Every line below is to be copied exactly, with the pictures left out.
★ ★ ★
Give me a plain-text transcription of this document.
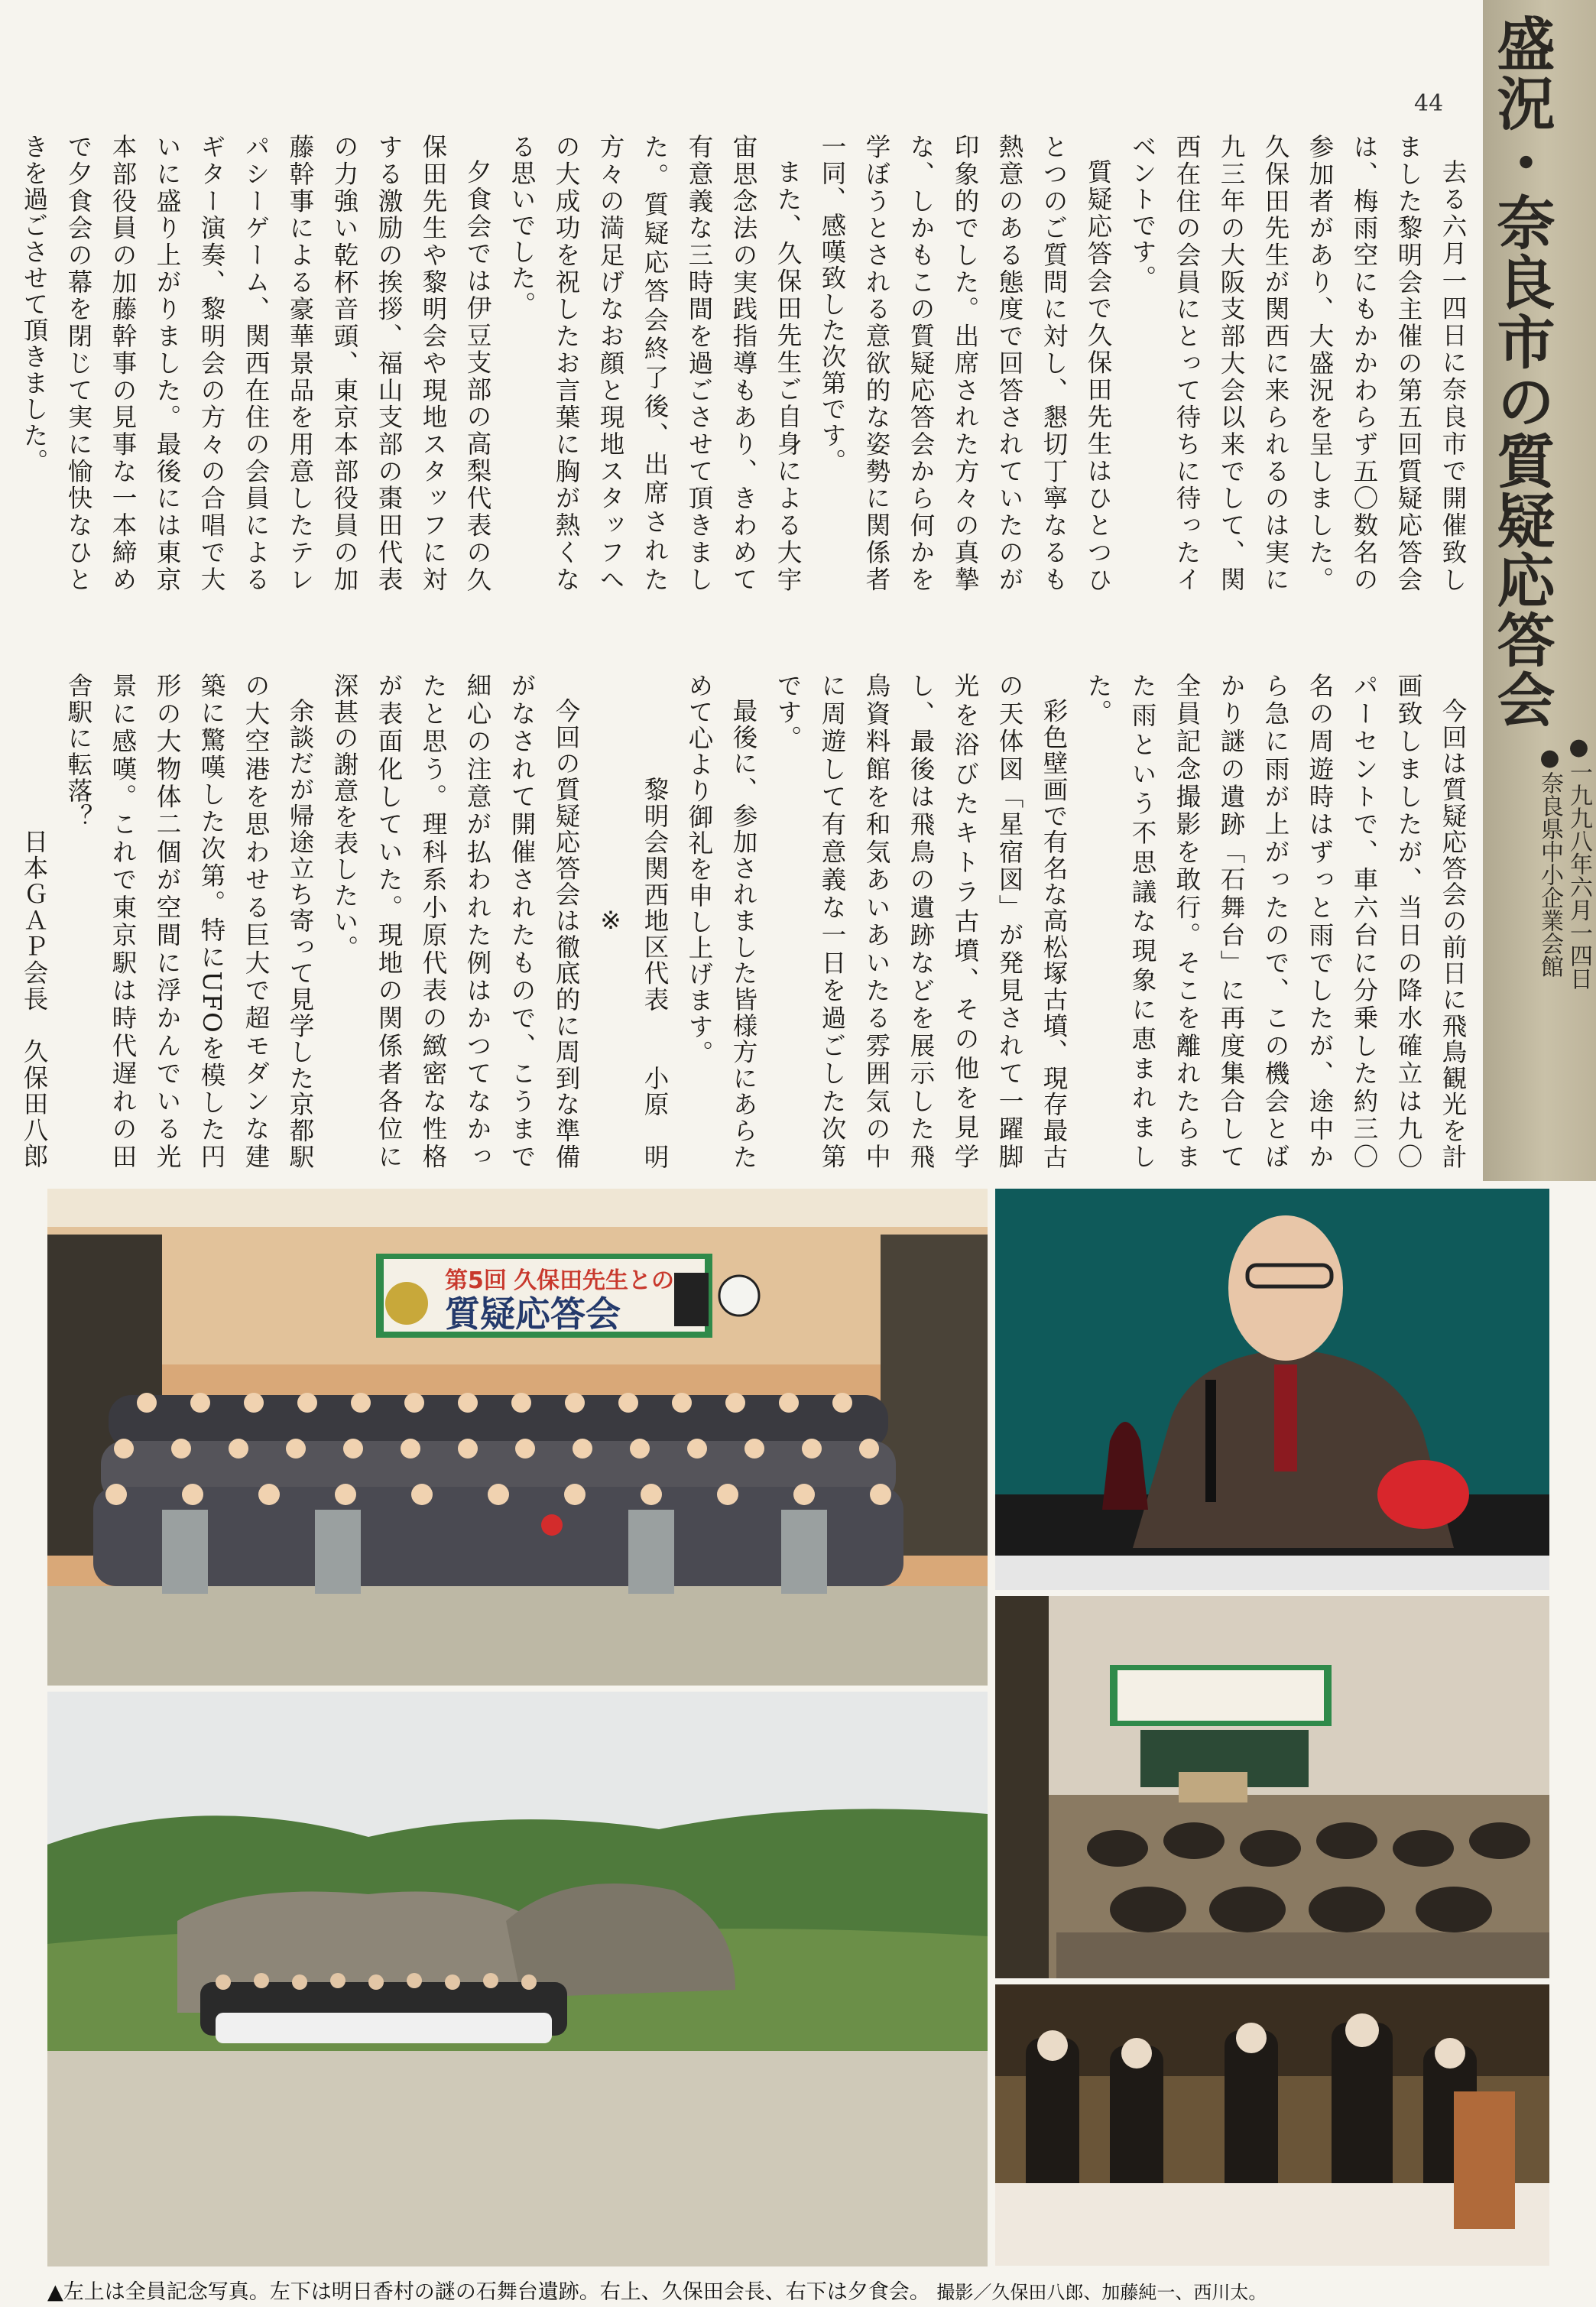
44 盛況・奈良市の質疑応答会
●一九九八年六月一四日
●奈良県中小企業会館

今回は質疑応答会の前日に飛鳥観光を計画致しましたが、当日の降水確立は九〇パーセントで、車六台に分乗した約三〇名の周遊時はずっと雨でしたが、途中から急に雨が上がったので、この機会とばかり謎の遺跡「石舞台」に再度集合して全員記念撮影を敢行。そこを離れたらまた雨という不思議な現象に恵まれました。

彩色壁画で有名な高松塚古墳、現存最古の天体図「星宿図」が発見されて一躍脚光を浴びたキトラ古墳、その他を見学し、最後は飛鳥の遺跡などを展示した飛鳥資料館を和気あいあいたる雰囲気の中に周遊して有意義な一日を過ごした次第です。

最後に、参加されました皆様方にあらためて心より御礼を申し上げます。

黎明会関西地区代表　　小原　明

※

今回の質疑応答会は徹底的に周到な準備がなされて開催されたもので、こうまで細心の注意が払われた例はかつてなかったと思う。理科系小原代表の緻密な性格が表面化していた。現地の関係者各位に深甚の謝意を表したい。

余談だが帰途立ち寄って見学した京都駅の大空港を思わせる巨大で超モダンな建築に驚嘆した次第。特にUFOを模した円形の大物体二個が空間に浮かんでいる光景に感嘆。これで東京駅は時代遅れの田舎駅に転落？

日本ＧＡＰ会長　久保田八郎

第5回 久保田先生との
質疑応答会
▲左上は全員記念写真。左下は明日香村の謎の石舞台遺跡。右上、久保田会長、右下は夕食会。 撮影／久保田八郎、加藤純一、西川太。

去る六月一四日に奈良市で開催致しました黎明会主催の第五回質疑応答会は、梅雨空にもかかわらず五〇数名の参加者があり、大盛況を呈しました。久保田先生が関西に来られるのは実に九三年の大阪支部大会以来でして、関西在住の会員にとって待ちに待ったイベントです。

質疑応答会で久保田先生はひとつひとつのご質問に対し、懇切丁寧なるも熱意のある態度で回答されていたのが印象的でした。出席された方々の真摯な、しかもこの質疑応答会から何かを学ぼうとされる意欲的な姿勢に関係者一同、感嘆致した次第です。

また、久保田先生ご自身による大宇宙思念法の実践指導もあり、きわめて有意義な三時間を過ごさせて頂きました。質疑応答会終了後、出席された方々の満足げなお顔と現地スタッフへの大成功を祝したお言葉に胸が熱くなる思いでした。

夕食会では伊豆支部の高梨代表の久保田先生や黎明会や現地スタッフに対する激励の挨拶、福山支部の棗田代表の力強い乾杯音頭、東京本部役員の加藤幹事による豪華景品を用意したテレパシーゲーム、関西在住の会員によるギター演奏、黎明会の方々の合唱で大いに盛り上がりました。最後には東京本部役員の加藤幹事の見事な一本締めで夕食会の幕を閉じて実に愉快なひときを過ごさせて頂きました。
★ ★ ★
== Correct output ==
Give me a plain-text transcription of this document.
44 盛況・奈良市の質疑応答会
●一九九八年六月一四日
●奈良県中小企業会館

今回は質疑応答会の前日に飛鳥観光を計画致しましたが、当日の降水確立は九〇パーセントで、車六台に分乗した約三〇名の周遊時はずっと雨でしたが、途中から急に雨が上がったので、この機会とばかり謎の遺跡「石舞台」に再度集合して全員記念撮影を敢行。そこを離れたらまた雨という不思議な現象に恵まれました。

彩色壁画で有名な高松塚古墳、現存最古の天体図「星宿図」が発見されて一躍脚光を浴びたキトラ古墳、その他を見学し、最後は飛鳥の遺跡などを展示した飛鳥資料館を和気あいあいたる雰囲気の中に周遊して有意義な一日を過ごした次第です。

最後に、参加されました皆様方にあらためて心より御礼を申し上げます。

黎明会関西地区代表　　小原　明

※

今回の質疑応答会は徹底的に周到な準備がなされて開催されたもので、こうまで細心の注意が払われた例はかつてなかったと思う。理科系小原代表の緻密な性格が表面化していた。現地の関係者各位に深甚の謝意を表したい。

余談だが帰途立ち寄って見学した京都駅の大空港を思わせる巨大で超モダンな建築に驚嘆した次第。特にUFOを模した円形の大物体二個が空間に浮かんでいる光景に感嘆。これで東京駅は時代遅れの田舎駅に転落？

日本ＧＡＰ会長　久保田八郎

第5回 久保田先生との
質疑応答会
▲左上は全員記念写真。左下は明日香村の謎の石舞台遺跡。右上、久保田会長、右下は夕食会。 撮影／久保田八郎、加藤純一、西川太。

去る六月一四日に奈良市で開催致しました黎明会主催の第五回質疑応答会は、梅雨空にもかかわらず五〇数名の参加者があり、大盛況を呈しました。久保田先生が関西に来られるのは実に九三年の大阪支部大会以来でして、関西在住の会員にとって待ちに待ったイベントです。

質疑応答会で久保田先生はひとつひとつのご質問に対し、懇切丁寧なるも熱意のある態度で回答されていたのが印象的でした。出席された方々の真摯な、しかもこの質疑応答会から何かを学ぼうとされる意欲的な姿勢に関係者一同、感嘆致した次第です。

また、久保田先生ご自身による大宇宙思念法の実践指導もあり、きわめて有意義な三時間を過ごさせて頂きました。質疑応答会終了後、出席された方々の満足げなお顔と現地スタッフへの大成功を祝したお言葉に胸が熱くなる思いでした。

夕食会では伊豆支部の高梨代表の久保田先生や黎明会や現地スタッフに対する激励の挨拶、福山支部の棗田代表の力強い乾杯音頭、東京本部役員の加藤幹事による豪華景品を用意したテレパシーゲーム、関西在住の会員によるギター演奏、黎明会の方々の合唱で大いに盛り上がりました。最後には東京本部役員の加藤幹事の見事な一本締めで夕食会の幕を閉じて実に愉快なひときを過ごさせて頂きました。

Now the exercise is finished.